__SET TASK__.
Tally up the lines below that include the word "condition". Answer with the number alone.

>> Begin RECORDS FOR THE EXERCISE

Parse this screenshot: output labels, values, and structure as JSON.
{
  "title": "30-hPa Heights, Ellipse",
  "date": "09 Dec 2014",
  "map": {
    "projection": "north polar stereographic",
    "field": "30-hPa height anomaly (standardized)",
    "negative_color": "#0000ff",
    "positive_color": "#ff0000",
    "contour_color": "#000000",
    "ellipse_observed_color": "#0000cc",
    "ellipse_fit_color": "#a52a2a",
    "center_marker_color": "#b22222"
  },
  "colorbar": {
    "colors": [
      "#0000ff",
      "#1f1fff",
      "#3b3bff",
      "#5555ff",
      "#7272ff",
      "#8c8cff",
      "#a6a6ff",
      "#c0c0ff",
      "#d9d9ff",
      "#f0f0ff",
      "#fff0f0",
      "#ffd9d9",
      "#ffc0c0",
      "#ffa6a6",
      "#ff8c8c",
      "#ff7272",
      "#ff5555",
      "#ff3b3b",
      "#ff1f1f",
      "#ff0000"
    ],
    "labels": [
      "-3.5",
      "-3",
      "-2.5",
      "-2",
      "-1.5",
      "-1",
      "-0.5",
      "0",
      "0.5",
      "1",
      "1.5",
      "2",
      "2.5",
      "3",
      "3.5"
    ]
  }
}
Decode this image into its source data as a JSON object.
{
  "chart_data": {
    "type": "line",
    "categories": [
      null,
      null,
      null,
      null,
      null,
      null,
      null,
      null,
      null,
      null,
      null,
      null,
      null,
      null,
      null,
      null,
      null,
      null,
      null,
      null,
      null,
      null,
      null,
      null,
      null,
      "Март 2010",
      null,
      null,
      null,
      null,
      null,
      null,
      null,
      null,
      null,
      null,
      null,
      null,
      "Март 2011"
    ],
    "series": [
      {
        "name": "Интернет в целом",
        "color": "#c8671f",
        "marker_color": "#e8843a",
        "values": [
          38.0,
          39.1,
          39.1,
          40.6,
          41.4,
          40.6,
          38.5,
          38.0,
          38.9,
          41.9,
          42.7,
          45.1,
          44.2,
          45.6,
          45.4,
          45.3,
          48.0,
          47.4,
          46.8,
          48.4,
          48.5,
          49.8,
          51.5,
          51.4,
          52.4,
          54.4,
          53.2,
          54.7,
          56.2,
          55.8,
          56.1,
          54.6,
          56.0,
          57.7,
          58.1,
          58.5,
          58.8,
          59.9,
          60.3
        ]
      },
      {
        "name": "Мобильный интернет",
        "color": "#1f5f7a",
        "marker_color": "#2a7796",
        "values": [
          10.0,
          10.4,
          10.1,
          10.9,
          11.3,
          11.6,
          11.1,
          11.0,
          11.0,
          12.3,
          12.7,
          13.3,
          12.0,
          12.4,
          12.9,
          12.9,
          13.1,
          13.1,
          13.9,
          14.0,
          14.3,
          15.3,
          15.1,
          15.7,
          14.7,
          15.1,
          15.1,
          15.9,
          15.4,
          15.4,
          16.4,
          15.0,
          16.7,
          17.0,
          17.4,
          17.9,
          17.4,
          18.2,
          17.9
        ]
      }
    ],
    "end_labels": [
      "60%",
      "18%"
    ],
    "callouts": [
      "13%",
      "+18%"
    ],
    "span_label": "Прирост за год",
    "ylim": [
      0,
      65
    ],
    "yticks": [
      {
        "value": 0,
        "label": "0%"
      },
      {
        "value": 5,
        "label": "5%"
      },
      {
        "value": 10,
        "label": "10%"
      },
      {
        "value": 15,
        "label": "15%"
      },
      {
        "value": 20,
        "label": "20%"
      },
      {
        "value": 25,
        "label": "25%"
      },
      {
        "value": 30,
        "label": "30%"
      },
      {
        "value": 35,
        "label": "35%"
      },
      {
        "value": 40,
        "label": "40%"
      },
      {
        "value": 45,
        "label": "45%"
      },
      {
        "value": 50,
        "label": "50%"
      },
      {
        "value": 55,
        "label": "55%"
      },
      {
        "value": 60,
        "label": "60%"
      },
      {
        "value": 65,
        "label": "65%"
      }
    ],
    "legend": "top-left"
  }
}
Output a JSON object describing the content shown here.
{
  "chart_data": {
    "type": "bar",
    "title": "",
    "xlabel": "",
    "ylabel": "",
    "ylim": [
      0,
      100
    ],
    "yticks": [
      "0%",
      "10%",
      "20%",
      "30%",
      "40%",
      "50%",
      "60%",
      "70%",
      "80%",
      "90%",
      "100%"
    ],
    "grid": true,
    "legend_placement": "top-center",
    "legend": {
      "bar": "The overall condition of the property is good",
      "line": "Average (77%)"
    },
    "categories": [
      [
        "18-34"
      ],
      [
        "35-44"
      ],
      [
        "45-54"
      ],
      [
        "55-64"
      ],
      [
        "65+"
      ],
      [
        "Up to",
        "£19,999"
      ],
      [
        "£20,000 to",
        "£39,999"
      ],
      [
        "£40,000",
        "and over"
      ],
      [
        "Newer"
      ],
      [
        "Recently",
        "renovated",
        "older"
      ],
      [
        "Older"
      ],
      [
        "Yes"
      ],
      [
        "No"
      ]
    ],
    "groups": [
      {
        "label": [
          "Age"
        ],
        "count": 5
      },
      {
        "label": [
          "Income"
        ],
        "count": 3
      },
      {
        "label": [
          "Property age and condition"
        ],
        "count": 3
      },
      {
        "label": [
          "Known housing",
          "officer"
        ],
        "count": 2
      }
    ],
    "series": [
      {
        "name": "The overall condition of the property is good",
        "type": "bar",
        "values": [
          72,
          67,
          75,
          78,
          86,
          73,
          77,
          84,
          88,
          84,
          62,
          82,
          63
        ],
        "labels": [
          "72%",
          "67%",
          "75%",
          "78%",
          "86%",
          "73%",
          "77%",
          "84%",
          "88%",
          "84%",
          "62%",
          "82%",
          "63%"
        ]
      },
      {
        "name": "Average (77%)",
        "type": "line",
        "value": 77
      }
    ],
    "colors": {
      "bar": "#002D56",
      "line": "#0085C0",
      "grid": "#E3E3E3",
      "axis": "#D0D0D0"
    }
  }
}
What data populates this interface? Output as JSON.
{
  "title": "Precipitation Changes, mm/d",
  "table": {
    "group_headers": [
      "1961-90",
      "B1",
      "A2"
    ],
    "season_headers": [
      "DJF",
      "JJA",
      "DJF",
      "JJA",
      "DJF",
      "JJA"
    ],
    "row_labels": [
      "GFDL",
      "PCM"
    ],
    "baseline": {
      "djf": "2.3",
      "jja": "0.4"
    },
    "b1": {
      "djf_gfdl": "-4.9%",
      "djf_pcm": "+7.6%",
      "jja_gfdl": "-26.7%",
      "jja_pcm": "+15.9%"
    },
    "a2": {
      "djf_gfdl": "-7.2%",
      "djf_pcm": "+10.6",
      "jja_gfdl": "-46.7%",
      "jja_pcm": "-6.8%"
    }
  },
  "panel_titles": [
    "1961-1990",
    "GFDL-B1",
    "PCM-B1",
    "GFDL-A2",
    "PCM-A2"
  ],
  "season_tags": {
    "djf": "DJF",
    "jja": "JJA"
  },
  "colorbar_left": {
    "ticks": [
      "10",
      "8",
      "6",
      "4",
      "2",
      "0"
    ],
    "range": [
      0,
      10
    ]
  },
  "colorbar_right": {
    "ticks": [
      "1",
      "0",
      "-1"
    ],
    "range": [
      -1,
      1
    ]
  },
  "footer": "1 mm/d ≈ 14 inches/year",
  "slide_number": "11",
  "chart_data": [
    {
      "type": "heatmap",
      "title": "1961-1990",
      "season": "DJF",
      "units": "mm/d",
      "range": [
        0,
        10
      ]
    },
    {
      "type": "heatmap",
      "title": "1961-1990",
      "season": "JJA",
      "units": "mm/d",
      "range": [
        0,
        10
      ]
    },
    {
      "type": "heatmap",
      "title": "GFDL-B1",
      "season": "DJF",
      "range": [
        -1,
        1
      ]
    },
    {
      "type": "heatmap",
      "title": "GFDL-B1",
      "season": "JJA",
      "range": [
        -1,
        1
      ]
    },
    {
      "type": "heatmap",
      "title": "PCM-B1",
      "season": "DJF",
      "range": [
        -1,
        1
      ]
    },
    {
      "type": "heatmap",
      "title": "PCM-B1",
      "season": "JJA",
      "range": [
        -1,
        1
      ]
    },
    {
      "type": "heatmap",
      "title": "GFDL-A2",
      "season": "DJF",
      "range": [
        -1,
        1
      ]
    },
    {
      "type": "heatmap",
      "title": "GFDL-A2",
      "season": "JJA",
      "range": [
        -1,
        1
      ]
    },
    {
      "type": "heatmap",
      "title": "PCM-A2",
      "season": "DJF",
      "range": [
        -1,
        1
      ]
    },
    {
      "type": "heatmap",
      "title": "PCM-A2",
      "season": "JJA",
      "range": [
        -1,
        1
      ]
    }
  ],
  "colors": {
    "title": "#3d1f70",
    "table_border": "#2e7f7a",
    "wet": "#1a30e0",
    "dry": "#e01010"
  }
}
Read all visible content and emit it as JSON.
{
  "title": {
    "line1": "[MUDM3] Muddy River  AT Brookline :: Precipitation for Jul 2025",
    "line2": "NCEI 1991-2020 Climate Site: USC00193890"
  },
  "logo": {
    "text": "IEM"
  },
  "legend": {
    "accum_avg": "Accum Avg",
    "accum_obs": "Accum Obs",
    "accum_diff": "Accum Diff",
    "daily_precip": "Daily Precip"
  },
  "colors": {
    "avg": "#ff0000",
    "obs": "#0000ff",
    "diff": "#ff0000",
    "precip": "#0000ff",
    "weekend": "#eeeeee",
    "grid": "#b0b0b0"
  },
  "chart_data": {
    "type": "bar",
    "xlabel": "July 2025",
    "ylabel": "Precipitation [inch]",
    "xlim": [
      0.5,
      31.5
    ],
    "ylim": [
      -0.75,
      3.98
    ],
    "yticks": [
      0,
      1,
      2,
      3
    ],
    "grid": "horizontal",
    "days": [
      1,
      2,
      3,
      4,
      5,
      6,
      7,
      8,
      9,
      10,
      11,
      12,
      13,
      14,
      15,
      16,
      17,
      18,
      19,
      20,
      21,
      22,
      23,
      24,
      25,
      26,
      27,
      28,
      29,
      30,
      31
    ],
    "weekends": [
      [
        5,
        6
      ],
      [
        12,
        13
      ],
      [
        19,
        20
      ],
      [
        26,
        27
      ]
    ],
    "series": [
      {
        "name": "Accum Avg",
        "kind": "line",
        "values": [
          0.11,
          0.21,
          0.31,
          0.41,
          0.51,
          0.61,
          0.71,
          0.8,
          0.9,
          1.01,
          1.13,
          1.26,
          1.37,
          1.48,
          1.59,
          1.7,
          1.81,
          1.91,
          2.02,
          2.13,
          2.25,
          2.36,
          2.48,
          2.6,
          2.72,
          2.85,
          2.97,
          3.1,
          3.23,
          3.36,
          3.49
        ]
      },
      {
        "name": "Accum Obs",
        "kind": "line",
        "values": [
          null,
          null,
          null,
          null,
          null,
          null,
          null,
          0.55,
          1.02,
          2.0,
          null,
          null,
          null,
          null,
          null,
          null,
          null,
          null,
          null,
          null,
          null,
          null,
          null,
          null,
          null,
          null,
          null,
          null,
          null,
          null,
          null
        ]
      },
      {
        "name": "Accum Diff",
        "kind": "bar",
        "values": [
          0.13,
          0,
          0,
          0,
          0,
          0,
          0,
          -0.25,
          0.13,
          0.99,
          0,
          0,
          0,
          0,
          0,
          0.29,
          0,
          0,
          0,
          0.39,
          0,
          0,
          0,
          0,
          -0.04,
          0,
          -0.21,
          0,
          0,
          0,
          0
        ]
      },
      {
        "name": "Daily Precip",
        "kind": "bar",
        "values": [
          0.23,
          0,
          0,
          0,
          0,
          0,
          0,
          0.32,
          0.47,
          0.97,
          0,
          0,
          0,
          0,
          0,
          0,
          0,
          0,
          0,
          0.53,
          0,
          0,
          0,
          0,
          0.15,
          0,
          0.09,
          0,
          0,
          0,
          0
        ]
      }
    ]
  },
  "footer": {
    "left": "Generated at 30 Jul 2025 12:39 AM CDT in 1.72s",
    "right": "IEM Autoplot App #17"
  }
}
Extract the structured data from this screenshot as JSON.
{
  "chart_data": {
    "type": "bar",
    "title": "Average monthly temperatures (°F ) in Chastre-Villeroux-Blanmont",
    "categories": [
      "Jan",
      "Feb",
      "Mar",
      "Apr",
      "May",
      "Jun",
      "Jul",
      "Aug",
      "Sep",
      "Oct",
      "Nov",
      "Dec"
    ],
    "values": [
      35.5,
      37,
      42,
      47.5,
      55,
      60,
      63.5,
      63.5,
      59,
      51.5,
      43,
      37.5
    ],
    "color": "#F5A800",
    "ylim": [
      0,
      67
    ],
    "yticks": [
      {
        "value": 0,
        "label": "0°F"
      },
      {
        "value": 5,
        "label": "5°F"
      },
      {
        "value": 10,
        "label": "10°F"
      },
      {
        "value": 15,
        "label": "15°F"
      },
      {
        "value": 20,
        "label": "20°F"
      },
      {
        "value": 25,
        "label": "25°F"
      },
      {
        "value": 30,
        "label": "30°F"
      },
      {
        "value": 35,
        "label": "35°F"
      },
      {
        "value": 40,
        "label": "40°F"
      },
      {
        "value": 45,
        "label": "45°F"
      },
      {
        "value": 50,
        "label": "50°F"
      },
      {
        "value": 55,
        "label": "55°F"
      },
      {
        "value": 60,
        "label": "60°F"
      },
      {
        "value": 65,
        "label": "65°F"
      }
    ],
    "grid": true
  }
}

>> End RECORDS FOR THE EXERCISE

__EXPECTED ANSWER__.
3